In the records below, pick out all lines containing the word "screenshot".
⁂
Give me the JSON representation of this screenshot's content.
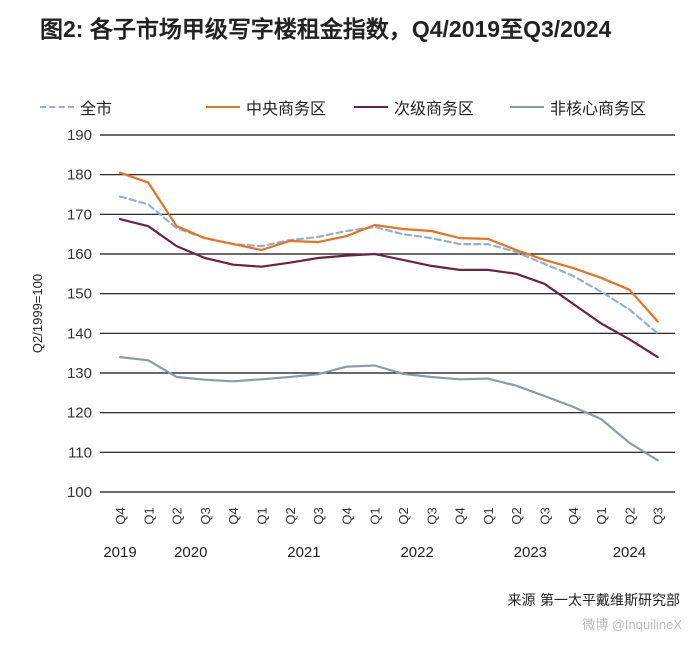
{
  "title": "图2: 各子市场甲级写字楼租金指数，Q4/2019至Q3/2024",
  "source": "来源    第一太平戴维斯研究部",
  "watermark": "微博 @InquilineX",
  "chart_data": {
    "type": "line",
    "title": "图2: 各子市场甲级写字楼租金指数，Q4/2019至Q3/2024",
    "ylabel": "Q2/1999=100",
    "xlabel": "",
    "ylim": [
      100,
      190
    ],
    "yticks": [
      100,
      110,
      120,
      130,
      140,
      150,
      160,
      170,
      180,
      190
    ],
    "grid": "horizontal",
    "legend_position": "top",
    "x": [
      "Q4",
      "Q1",
      "Q2",
      "Q3",
      "Q4",
      "Q1",
      "Q2",
      "Q3",
      "Q4",
      "Q1",
      "Q2",
      "Q3",
      "Q4",
      "Q1",
      "Q2",
      "Q3",
      "Q4",
      "Q1",
      "Q2",
      "Q3"
    ],
    "years": [
      {
        "label": "2019",
        "from": 0,
        "to": 0
      },
      {
        "label": "2020",
        "from": 1,
        "to": 4
      },
      {
        "label": "2021",
        "from": 5,
        "to": 8
      },
      {
        "label": "2022",
        "from": 9,
        "to": 12
      },
      {
        "label": "2023",
        "from": 13,
        "to": 16
      },
      {
        "label": "2024",
        "from": 17,
        "to": 19
      }
    ],
    "series": [
      {
        "name": "全市",
        "color": "#93AEDB",
        "style": "dashed",
        "values": [
          174.5,
          172.5,
          166.5,
          164.0,
          162.5,
          162.0,
          163.5,
          164.3,
          165.8,
          166.8,
          165.0,
          164.0,
          162.5,
          162.5,
          160.5,
          157.5,
          154.5,
          150.5,
          146.0,
          140.0
        ]
      },
      {
        "name": "中央商务区",
        "color": "#E8731F",
        "style": "solid",
        "values": [
          180.5,
          178.0,
          167.0,
          164.0,
          162.5,
          161.0,
          163.3,
          163.0,
          164.5,
          167.3,
          166.3,
          165.8,
          164.0,
          163.8,
          161.0,
          158.5,
          156.5,
          154.0,
          151.0,
          143.0
        ]
      },
      {
        "name": "次级商务区",
        "color": "#6B2440",
        "style": "solid",
        "values": [
          168.8,
          167.0,
          162.0,
          159.0,
          157.3,
          156.8,
          157.8,
          159.0,
          159.6,
          160.0,
          158.5,
          157.0,
          156.0,
          156.0,
          155.0,
          152.5,
          147.5,
          142.5,
          138.5,
          134.0
        ]
      },
      {
        "name": "非核心商务区",
        "color": "#8E9BA4",
        "style": "solid",
        "values": [
          134.0,
          133.2,
          129.0,
          128.3,
          127.9,
          128.4,
          129.0,
          129.7,
          131.6,
          131.9,
          129.8,
          129.0,
          128.4,
          128.6,
          126.8,
          124.2,
          121.5,
          118.4,
          112.4,
          108.0
        ]
      }
    ]
  }
}
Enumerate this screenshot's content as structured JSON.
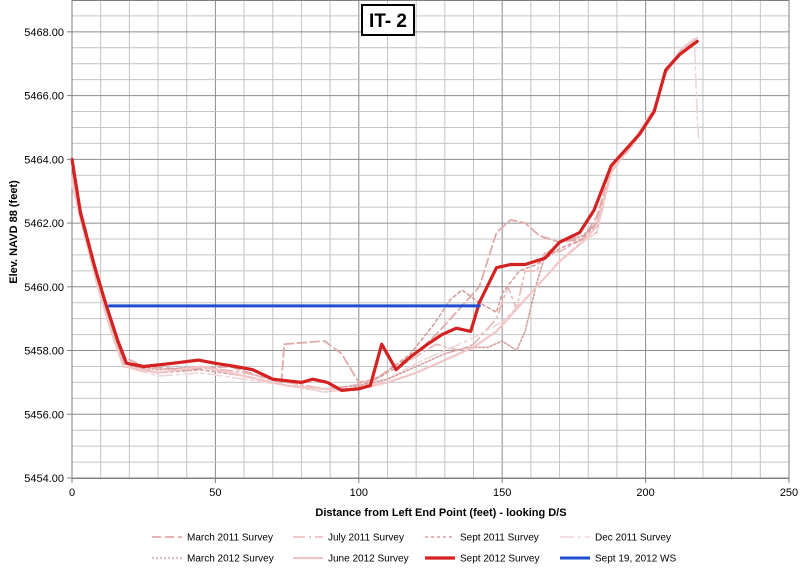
⁂
**The response:**
Give me the JSON representation of this screenshot's content.
Enumerate this screenshot's content as structured JSON.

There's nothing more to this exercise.